▶ **Exercise directions**: Exclude the pictures; give every entry again exactly as written.

╭──

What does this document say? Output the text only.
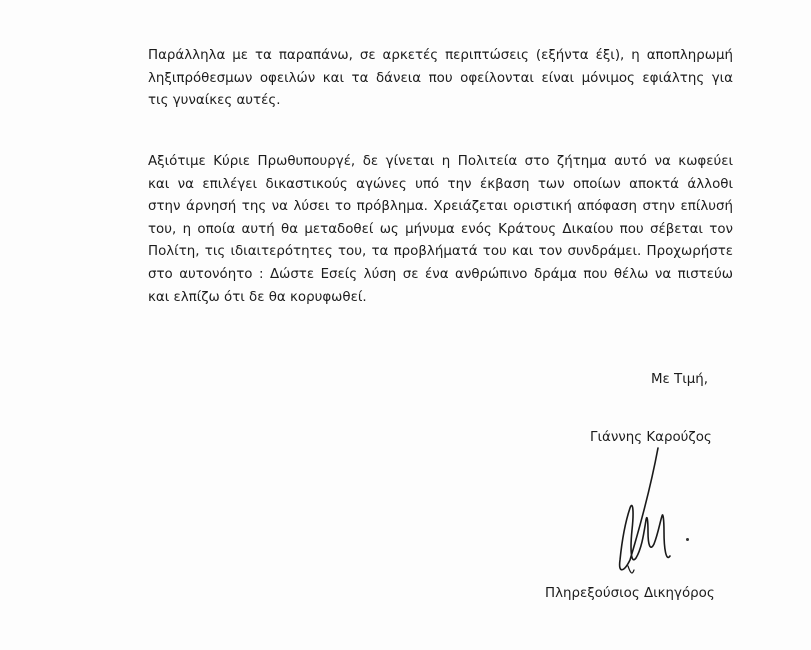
Παράλληλα με τα παραπάνω, σε αρκετές περιπτώσεις (εξήντα έξι), η αποπληρωμή
ληξιπρόθεσμων οφειλών και τα δάνεια που οφείλονται είναι μόνιμος εφιάλτης για
τις γυναίκες αυτές.

Αξιότιμε Κύριε Πρωθυπουργέ, δε γίνεται η Πολιτεία στο ζήτημα αυτό να κωφεύει
και να επιλέγει δικαστικούς αγώνες υπό την έκβαση των οποίων αποκτά άλλοθι
στην άρνησή της να λύσει το πρόβλημα. Χρειάζεται οριστική απόφαση στην επίλυσή
του, η οποία αυτή θα μεταδοθεί ως μήνυμα ενός Κράτους Δικαίου που σέβεται τον
Πολίτη, τις ιδιαιτερότητες του, τα προβλήματά του και τον συνδράμει. Προχωρήστε
στο αυτονόητο : Δώστε Εσείς λύση σε ένα ανθρώπινο δράμα που θέλω να πιστεύω
και ελπίζω ότι δε θα κορυφωθεί.

Με Τιμή,
Γιάννης Καρούζος
Πληρεξούσιος Δικηγόρος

╰──

▶ **Correct output**:
What does this document say? Output the text only.
Παράλληλα με τα παραπάνω, σε αρκετές περιπτώσεις (εξήντα έξι), η αποπληρωμή
ληξιπρόθεσμων οφειλών και τα δάνεια που οφείλονται είναι μόνιμος εφιάλτης για
τις γυναίκες αυτές.

Αξιότιμε Κύριε Πρωθυπουργέ, δε γίνεται η Πολιτεία στο ζήτημα αυτό να κωφεύει
και να επιλέγει δικαστικούς αγώνες υπό την έκβαση των οποίων αποκτά άλλοθι
στην άρνησή της να λύσει το πρόβλημα. Χρειάζεται οριστική απόφαση στην επίλυσή
του, η οποία αυτή θα μεταδοθεί ως μήνυμα ενός Κράτους Δικαίου που σέβεται τον
Πολίτη, τις ιδιαιτερότητες του, τα προβλήματά του και τον συνδράμει. Προχωρήστε
στο αυτονόητο : Δώστε Εσείς λύση σε ένα ανθρώπινο δράμα που θέλω να πιστεύω
και ελπίζω ότι δε θα κορυφωθεί.

Με Τιμή,
Γιάννης Καρούζος
Πληρεξούσιος Δικηγόρος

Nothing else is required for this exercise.